• Problem to solve
Rewrite the entries below, changing every "figure-cell-white" to "figure-cell-blank" and leaving everything else as it is. Leave the pictures out of your output.

• Dataset records
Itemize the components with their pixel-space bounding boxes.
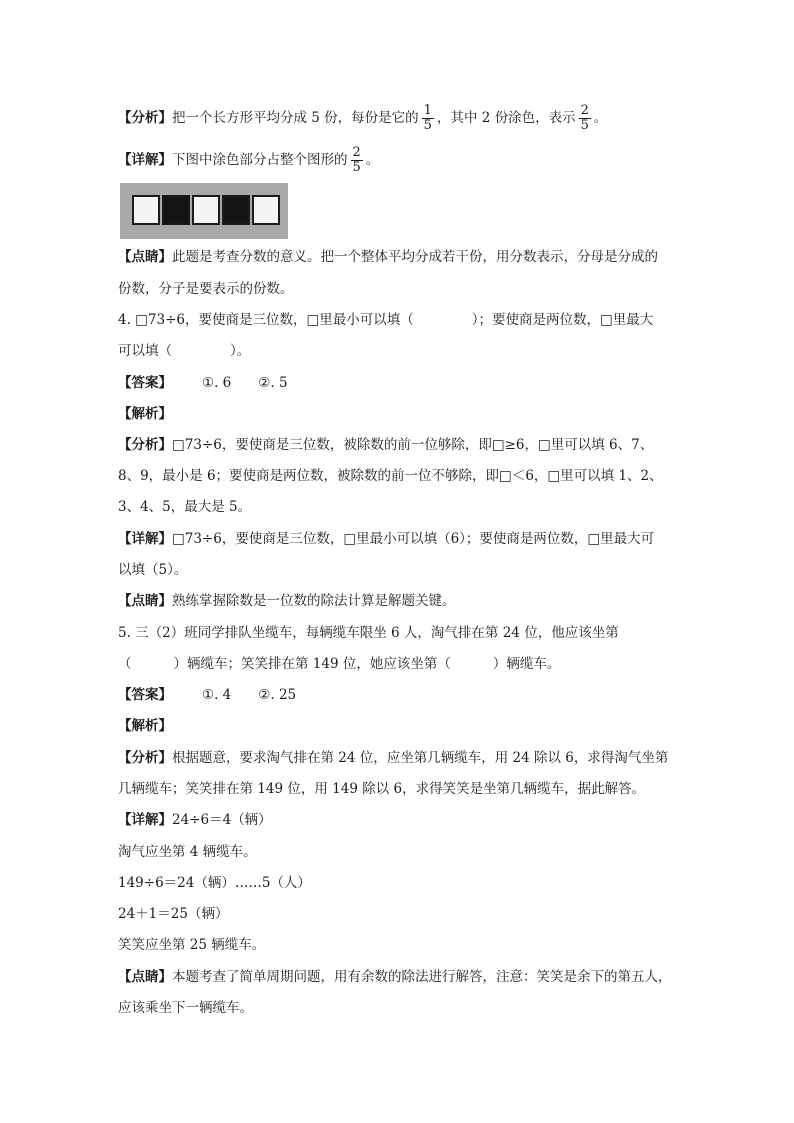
figure-cell-white (192, 195, 220, 225)
q5-stem-line-2: （ ）辆缆车；笑笑排在第 149 位，她应该坐第（ ）辆缆车。 (118, 656, 561, 672)
detail-text: 。 (365, 152, 380, 168)
q4-analysis-line: 【分析】□73÷6，要使商是三位数，被除数的前一位够除，即□≥6，□里可以填 6、7、 (118, 437, 654, 453)
q5-analysis-line-2: 几辆缆车；笑笑排在第 149 位，用 149 除以 6，求得笑笑是坐第几辆缆车，据此解答。 (118, 781, 646, 797)
q4-stem-line: 4. □73÷6，要使商是三位数，□里最小可以填（ ）；要使商是两位数，□里最大 (118, 312, 654, 328)
q4-detail-line-2: 以填（5）。 (118, 562, 188, 578)
answer-tag: 【答案】 (118, 375, 172, 391)
analysis-tag: 【分析】 (118, 110, 172, 126)
q4-explanation-tag: 【解析】 (118, 406, 172, 422)
q4-analysis-line-3: 3、4、5，最大是 5。 (118, 499, 252, 515)
q4-comment-line: 【点睛】熟练掌握除数是一位数的除法计算是解题关键。 (118, 593, 456, 609)
detail-tag: 【详解】 (118, 152, 172, 168)
figure-cell-white (252, 195, 280, 225)
answer-text: ①. 4 ②. 25 (202, 687, 297, 703)
q4-stem-line-2: 可以填（ ）。 (118, 343, 251, 359)
q5-comment-line-2: 应该乘坐下一辆缆车。 (118, 1000, 253, 1016)
q5-comment-line: 【点睛】本题考查了简单周期问题，用有余数的除法进行解答，注意：笑笑是余下的第五人， (118, 969, 672, 985)
fraction-two-fifths: $\frac{2}{5}$ (352, 145, 361, 175)
q5-detail-line-2: 淘气应坐第 4 辆缆车。 (118, 844, 257, 860)
comment-text: 此题是考查分数的意义。把一个整体平均分成若干份，用分数表示，分母是分成的 (172, 249, 658, 265)
comment-tag: 【点睛】 (118, 249, 172, 265)
fraction-two-fifths: $\frac{2}{5}$ (580, 103, 589, 133)
q5-answer-line (118, 685, 296, 705)
comment-tag: 【点睛】 (118, 969, 172, 985)
q4-analysis-line-2: 8、9，最小是 6；要使商是两位数，被除数的前一位不够除，即□＜6，□里可以填 1、2、 (118, 468, 663, 484)
analysis-text: ，其中 2 份涂色，表示 (436, 110, 576, 126)
detail-tag: 【详解】 (118, 812, 172, 828)
shaded-rectangle-figure (120, 183, 288, 239)
figure-cell-black (162, 195, 190, 225)
q5-detail-line-4: 24＋1＝25（辆） (118, 906, 229, 922)
analysis-tag: 【分析】 (118, 750, 172, 766)
q3-analysis-line (118, 104, 607, 133)
q4-detail-line: 【详解】□73÷6，要使商是三位数，□里最小可以填（6）；要使商是两位数，□里最大可 (118, 531, 655, 547)
figure-cell-black (222, 195, 250, 225)
q4-answer-line (118, 373, 288, 393)
detail-tag: 【详解】 (118, 531, 172, 547)
answer-tag: 【答案】 (118, 687, 172, 703)
analysis-text: 把一个长方形平均分成 5 份，每份是它的 (172, 110, 419, 126)
figure-cell-white (132, 195, 160, 225)
analysis-tag: 【分析】 (118, 437, 172, 453)
q5-detail-line-3: 149÷6＝24（辆）……5（人） (118, 875, 311, 891)
comment-tag: 【点睛】 (118, 593, 172, 609)
q5-analysis-line: 【分析】根据题意，要求淘气排在第 24 位，应坐第几辆缆车，用 24 除以 6，求得淘气坐第 (118, 750, 669, 766)
q5-detail-line-5: 笑笑应坐第 25 辆缆车。 (118, 937, 266, 953)
q5-explanation-tag: 【解析】 (118, 718, 172, 734)
detail-text: 下图中涂色部分占整个图形的 (172, 152, 348, 168)
analysis-text: 。 (593, 110, 608, 126)
q5-detail-line: 【详解】24÷6＝4（辆） (118, 812, 272, 828)
q3-comment-line (118, 247, 658, 267)
answer-text: ①. 6 ②. 5 (202, 375, 288, 391)
q5-stem-line: 5. 三（2）班同学排队坐缆车，每辆缆车限坐 6 人，淘气排在第 24 位，他应该坐第 (118, 625, 619, 641)
q3-detail-line (118, 146, 379, 175)
q3-comment-line-2: 份数，分子是要表示的份数。 (118, 281, 294, 297)
fraction-one-fifth: $\frac{1}{5}$ (423, 103, 432, 133)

• Written response
Itemize the components with their pixel-space bounding boxes.
figure-cell-blank (192, 195, 220, 225)
q5-stem-line-2: （ ）辆缆车；笑笑排在第 149 位，她应该坐第（ ）辆缆车。 (118, 656, 561, 672)
detail-text: 。 (365, 152, 380, 168)
q4-analysis-line: 【分析】□73÷6，要使商是三位数，被除数的前一位够除，即□≥6，□里可以填 6、7、 (118, 437, 654, 453)
q5-analysis-line-2: 几辆缆车；笑笑排在第 149 位，用 149 除以 6，求得笑笑是坐第几辆缆车，据此解答。 (118, 781, 646, 797)
q4-stem-line: 4. □73÷6，要使商是三位数，□里最小可以填（ ）；要使商是两位数，□里最大 (118, 312, 654, 328)
q4-detail-line-2: 以填（5）。 (118, 562, 188, 578)
answer-tag: 【答案】 (118, 375, 172, 391)
analysis-tag: 【分析】 (118, 110, 172, 126)
q4-explanation-tag: 【解析】 (118, 406, 172, 422)
q4-analysis-line-3: 3、4、5，最大是 5。 (118, 499, 252, 515)
q4-comment-line: 【点睛】熟练掌握除数是一位数的除法计算是解题关键。 (118, 593, 456, 609)
detail-tag: 【详解】 (118, 152, 172, 168)
figure-cell-blank (252, 195, 280, 225)
answer-text: ①. 4 ②. 25 (202, 687, 297, 703)
q4-stem-line-2: 可以填（ ）。 (118, 343, 251, 359)
q5-comment-line-2: 应该乘坐下一辆缆车。 (118, 1000, 253, 1016)
q5-comment-line: 【点睛】本题考查了简单周期问题，用有余数的除法进行解答，注意：笑笑是余下的第五人， (118, 969, 672, 985)
fraction-two-fifths: $\frac{2}{5}$ (352, 145, 361, 175)
q5-detail-line-2: 淘气应坐第 4 辆缆车。 (118, 844, 257, 860)
comment-text: 此题是考查分数的意义。把一个整体平均分成若干份，用分数表示，分母是分成的 (172, 249, 658, 265)
comment-tag: 【点睛】 (118, 249, 172, 265)
fraction-two-fifths: $\frac{2}{5}$ (580, 103, 589, 133)
q5-answer-line (118, 685, 296, 705)
comment-tag: 【点睛】 (118, 969, 172, 985)
q4-analysis-line-2: 8、9，最小是 6；要使商是两位数，被除数的前一位不够除，即□＜6，□里可以填 1、2、 (118, 468, 663, 484)
analysis-text: ，其中 2 份涂色，表示 (436, 110, 576, 126)
detail-tag: 【详解】 (118, 812, 172, 828)
shaded-rectangle-figure (120, 183, 288, 239)
figure-cell-black (162, 195, 190, 225)
q5-detail-line-4: 24＋1＝25（辆） (118, 906, 229, 922)
analysis-tag: 【分析】 (118, 750, 172, 766)
q3-analysis-line (118, 104, 607, 133)
q4-detail-line: 【详解】□73÷6，要使商是三位数，□里最小可以填（6）；要使商是两位数，□里最大可 (118, 531, 655, 547)
figure-cell-black (222, 195, 250, 225)
q4-answer-line (118, 373, 288, 393)
detail-tag: 【详解】 (118, 531, 172, 547)
answer-tag: 【答案】 (118, 687, 172, 703)
analysis-text: 把一个长方形平均分成 5 份，每份是它的 (172, 110, 419, 126)
figure-cell-blank (132, 195, 160, 225)
analysis-tag: 【分析】 (118, 437, 172, 453)
q5-detail-line-3: 149÷6＝24（辆）……5（人） (118, 875, 311, 891)
comment-tag: 【点睛】 (118, 593, 172, 609)
q5-analysis-line: 【分析】根据题意，要求淘气排在第 24 位，应坐第几辆缆车，用 24 除以 6，求得淘气坐第 (118, 750, 669, 766)
q5-detail-line-5: 笑笑应坐第 25 辆缆车。 (118, 937, 266, 953)
q5-explanation-tag: 【解析】 (118, 718, 172, 734)
detail-text: 下图中涂色部分占整个图形的 (172, 152, 348, 168)
analysis-text: 。 (593, 110, 608, 126)
q5-detail-line: 【详解】24÷6＝4（辆） (118, 812, 272, 828)
q3-comment-line (118, 247, 658, 267)
answer-text: ①. 6 ②. 5 (202, 375, 288, 391)
q5-stem-line: 5. 三（2）班同学排队坐缆车，每辆缆车限坐 6 人，淘气排在第 24 位，他应该坐第 (118, 625, 619, 641)
q3-detail-line (118, 146, 379, 175)
q3-comment-line-2: 份数，分子是要表示的份数。 (118, 281, 294, 297)
fraction-one-fifth: $\frac{1}{5}$ (423, 103, 432, 133)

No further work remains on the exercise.